TASK | Which lines hold the word "mobile"? Copy each one.
>> begin DATA SUPPLIED
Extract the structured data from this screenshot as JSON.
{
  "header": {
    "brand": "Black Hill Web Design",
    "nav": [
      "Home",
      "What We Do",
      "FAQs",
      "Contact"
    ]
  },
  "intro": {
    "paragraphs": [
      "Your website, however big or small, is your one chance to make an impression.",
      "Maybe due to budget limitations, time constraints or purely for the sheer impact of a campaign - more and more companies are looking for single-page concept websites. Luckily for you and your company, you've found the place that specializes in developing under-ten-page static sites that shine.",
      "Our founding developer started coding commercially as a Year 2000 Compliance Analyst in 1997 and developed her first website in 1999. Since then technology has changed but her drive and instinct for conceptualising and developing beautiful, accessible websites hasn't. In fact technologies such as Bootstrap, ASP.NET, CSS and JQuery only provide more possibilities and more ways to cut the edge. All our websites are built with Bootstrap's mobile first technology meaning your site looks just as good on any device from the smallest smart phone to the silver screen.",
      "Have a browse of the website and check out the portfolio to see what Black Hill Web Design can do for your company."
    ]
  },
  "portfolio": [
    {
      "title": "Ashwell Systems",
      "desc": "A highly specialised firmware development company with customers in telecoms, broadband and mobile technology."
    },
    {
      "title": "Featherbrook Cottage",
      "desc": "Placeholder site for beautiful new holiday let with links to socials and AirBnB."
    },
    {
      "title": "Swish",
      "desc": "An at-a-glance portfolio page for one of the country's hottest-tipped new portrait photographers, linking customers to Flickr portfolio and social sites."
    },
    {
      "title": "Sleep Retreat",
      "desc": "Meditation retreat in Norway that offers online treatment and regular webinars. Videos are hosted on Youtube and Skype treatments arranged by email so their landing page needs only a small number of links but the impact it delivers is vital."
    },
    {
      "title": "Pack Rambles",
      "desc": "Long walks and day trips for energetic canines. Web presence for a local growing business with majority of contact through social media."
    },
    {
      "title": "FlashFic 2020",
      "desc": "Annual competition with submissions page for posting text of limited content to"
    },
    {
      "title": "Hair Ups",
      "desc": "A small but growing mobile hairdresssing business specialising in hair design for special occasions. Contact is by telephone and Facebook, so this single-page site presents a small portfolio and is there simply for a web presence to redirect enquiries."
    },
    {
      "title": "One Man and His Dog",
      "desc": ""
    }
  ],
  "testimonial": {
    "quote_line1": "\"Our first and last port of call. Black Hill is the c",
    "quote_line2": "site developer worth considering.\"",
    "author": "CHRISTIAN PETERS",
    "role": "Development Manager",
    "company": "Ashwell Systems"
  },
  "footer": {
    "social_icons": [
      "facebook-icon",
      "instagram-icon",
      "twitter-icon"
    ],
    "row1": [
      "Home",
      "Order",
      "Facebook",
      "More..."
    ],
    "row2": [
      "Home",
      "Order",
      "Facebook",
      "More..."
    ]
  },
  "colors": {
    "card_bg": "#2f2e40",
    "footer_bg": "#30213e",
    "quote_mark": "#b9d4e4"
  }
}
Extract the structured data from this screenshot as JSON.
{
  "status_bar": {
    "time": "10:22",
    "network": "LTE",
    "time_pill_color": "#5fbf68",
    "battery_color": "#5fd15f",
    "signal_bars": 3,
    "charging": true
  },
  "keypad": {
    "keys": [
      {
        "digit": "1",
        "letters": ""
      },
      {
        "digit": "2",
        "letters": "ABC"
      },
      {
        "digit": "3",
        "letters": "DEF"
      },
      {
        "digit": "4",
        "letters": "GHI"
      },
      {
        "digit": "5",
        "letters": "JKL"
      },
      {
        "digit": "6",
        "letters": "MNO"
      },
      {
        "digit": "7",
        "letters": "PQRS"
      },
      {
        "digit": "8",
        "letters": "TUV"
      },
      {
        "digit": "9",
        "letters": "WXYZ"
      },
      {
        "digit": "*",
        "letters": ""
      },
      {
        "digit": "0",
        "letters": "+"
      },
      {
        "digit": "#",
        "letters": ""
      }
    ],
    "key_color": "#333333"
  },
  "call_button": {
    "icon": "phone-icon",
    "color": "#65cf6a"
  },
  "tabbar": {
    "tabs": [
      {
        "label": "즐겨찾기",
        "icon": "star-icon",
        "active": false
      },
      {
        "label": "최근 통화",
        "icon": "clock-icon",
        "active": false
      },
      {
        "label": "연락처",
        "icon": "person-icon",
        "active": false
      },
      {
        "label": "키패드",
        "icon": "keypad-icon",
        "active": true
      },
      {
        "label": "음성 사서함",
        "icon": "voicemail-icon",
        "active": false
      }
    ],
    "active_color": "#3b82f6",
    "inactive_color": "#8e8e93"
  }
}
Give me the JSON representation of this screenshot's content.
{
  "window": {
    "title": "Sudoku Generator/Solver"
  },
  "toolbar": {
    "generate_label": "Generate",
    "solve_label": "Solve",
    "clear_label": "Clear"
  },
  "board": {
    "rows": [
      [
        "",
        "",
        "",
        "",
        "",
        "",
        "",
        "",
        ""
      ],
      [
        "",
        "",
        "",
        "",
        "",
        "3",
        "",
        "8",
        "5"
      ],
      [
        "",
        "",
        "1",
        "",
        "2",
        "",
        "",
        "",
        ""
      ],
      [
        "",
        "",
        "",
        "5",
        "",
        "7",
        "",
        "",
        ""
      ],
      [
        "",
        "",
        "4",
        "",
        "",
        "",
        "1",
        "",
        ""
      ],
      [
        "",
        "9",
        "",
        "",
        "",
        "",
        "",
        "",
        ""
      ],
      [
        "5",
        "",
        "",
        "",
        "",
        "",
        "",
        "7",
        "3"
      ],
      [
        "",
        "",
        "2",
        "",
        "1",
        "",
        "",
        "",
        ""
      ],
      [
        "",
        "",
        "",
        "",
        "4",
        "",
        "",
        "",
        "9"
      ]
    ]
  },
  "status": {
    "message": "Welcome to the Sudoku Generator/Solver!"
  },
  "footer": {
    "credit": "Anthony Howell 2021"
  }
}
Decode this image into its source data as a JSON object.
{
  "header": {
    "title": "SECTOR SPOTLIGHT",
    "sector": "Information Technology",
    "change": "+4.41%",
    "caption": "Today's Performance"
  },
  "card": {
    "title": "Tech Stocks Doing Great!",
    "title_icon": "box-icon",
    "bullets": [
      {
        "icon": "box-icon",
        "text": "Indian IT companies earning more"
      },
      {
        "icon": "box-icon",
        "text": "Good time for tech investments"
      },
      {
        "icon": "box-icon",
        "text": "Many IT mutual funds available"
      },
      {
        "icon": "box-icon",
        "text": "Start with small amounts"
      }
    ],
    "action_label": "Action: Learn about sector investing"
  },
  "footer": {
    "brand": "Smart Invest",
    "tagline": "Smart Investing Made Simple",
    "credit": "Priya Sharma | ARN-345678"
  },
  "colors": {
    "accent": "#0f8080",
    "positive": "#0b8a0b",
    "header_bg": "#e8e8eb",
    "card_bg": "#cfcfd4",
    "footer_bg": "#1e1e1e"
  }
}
>> end DATA SUPPLIED
RESULT OF THE TASK |
      "Our founding developer started coding commercially as a Year 2000 Compliance Analyst in 1997 and developed her first website in 1999. Since then technology has changed but her drive and instinct for conceptualising and developing beautiful, accessible websites hasn't. In fact technologies such as Bootstrap, ASP.NET, CSS and JQuery only provide more possibilities and more ways to cut the edge. All our websites are built with Bootstrap's mobile first technology meaning your site looks just as good on any device from the smallest smart phone to the silver screen.",
      "desc": "A highly specialised firmware development company with customers in telecoms, broadband and mobile technology."
      "desc": "A small but growing mobile hairdresssing business specialising in hair design for special occasions. Contact is by telephone and Facebook, so this single-page site presents a small portfolio and is there simply for a web presence to redirect enquiries."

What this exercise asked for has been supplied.